Start of Block

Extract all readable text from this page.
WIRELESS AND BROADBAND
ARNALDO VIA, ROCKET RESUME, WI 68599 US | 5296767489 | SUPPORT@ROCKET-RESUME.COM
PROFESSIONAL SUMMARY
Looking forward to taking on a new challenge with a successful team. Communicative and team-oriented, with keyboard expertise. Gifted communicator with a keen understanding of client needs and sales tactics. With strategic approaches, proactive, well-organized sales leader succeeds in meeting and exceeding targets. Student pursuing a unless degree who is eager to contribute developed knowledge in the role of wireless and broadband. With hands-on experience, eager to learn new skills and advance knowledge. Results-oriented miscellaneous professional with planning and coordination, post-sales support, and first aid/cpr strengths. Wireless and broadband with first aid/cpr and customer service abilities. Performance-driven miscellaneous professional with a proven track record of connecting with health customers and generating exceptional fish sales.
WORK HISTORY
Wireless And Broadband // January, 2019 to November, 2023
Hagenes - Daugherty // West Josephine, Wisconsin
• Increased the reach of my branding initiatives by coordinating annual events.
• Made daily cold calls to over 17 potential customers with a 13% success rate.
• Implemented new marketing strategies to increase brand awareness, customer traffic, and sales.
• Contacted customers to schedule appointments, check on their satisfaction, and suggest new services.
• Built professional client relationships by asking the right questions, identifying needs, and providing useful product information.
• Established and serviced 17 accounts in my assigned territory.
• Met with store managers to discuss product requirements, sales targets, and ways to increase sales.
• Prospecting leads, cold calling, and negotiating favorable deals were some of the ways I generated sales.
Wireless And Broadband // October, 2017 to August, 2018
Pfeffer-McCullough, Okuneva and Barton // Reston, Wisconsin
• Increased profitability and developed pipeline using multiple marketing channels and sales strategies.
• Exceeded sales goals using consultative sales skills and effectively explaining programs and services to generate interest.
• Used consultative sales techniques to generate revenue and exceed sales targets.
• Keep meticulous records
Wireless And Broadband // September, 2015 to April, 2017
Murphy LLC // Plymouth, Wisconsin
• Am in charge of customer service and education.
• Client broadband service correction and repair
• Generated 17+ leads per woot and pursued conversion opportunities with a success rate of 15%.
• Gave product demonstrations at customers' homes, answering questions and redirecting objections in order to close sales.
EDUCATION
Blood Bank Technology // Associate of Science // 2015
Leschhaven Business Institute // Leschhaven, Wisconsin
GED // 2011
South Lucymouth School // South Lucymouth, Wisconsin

End of Block

Exercise brief: The response has to match the data exactly, line for line.

Written answer:
Extract all readable text from this page.
WIRELESS AND BROADBAND
ARNALDO VIA, ROCKET RESUME, WI 68599 US | 5296767489 | SUPPORT@ROCKET-RESUME.COM
PROFESSIONAL SUMMARY
Looking forward to taking on a new challenge with a successful team. Communicative and team-oriented, with keyboard expertise. Gifted communicator with a keen understanding of client needs and sales tactics. With strategic approaches, proactive, well-organized sales leader succeeds in meeting and exceeding targets. Student pursuing a unless degree who is eager to contribute developed knowledge in the role of wireless and broadband. With hands-on experience, eager to learn new skills and advance knowledge. Results-oriented miscellaneous professional with planning and coordination, post-sales support, and first aid/cpr strengths. Wireless and broadband with first aid/cpr and customer service abilities. Performance-driven miscellaneous professional with a proven track record of connecting with health customers and generating exceptional fish sales.
WORK HISTORY
Wireless And Broadband // January, 2019 to November, 2023
Hagenes - Daugherty // West Josephine, Wisconsin
• Increased the reach of my branding initiatives by coordinating annual events.
• Made daily cold calls to over 17 potential customers with a 13% success rate.
• Implemented new marketing strategies to increase brand awareness, customer traffic, and sales.
• Contacted customers to schedule appointments, check on their satisfaction, and suggest new services.
• Built professional client relationships by asking the right questions, identifying needs, and providing useful product information.
• Established and serviced 17 accounts in my assigned territory.
• Met with store managers to discuss product requirements, sales targets, and ways to increase sales.
• Prospecting leads, cold calling, and negotiating favorable deals were some of the ways I generated sales.
Wireless And Broadband // October, 2017 to August, 2018
Pfeffer-McCullough, Okuneva and Barton // Reston, Wisconsin
• Increased profitability and developed pipeline using multiple marketing channels and sales strategies.
• Exceeded sales goals using consultative sales skills and effectively explaining programs and services to generate interest.
• Used consultative sales techniques to generate revenue and exceed sales targets.
• Keep meticulous records
Wireless And Broadband // September, 2015 to April, 2017
Murphy LLC // Plymouth, Wisconsin
• Am in charge of customer service and education.
• Client broadband service correction and repair
• Generated 17+ leads per woot and pursued conversion opportunities with a success rate of 15%.
• Gave product demonstrations at customers' homes, answering questions and redirecting objections in order to close sales.
EDUCATION
Blood Bank Technology // Associate of Science // 2015
Leschhaven Business Institute // Leschhaven, Wisconsin
GED // 2011
South Lucymouth School // South Lucymouth, Wisconsin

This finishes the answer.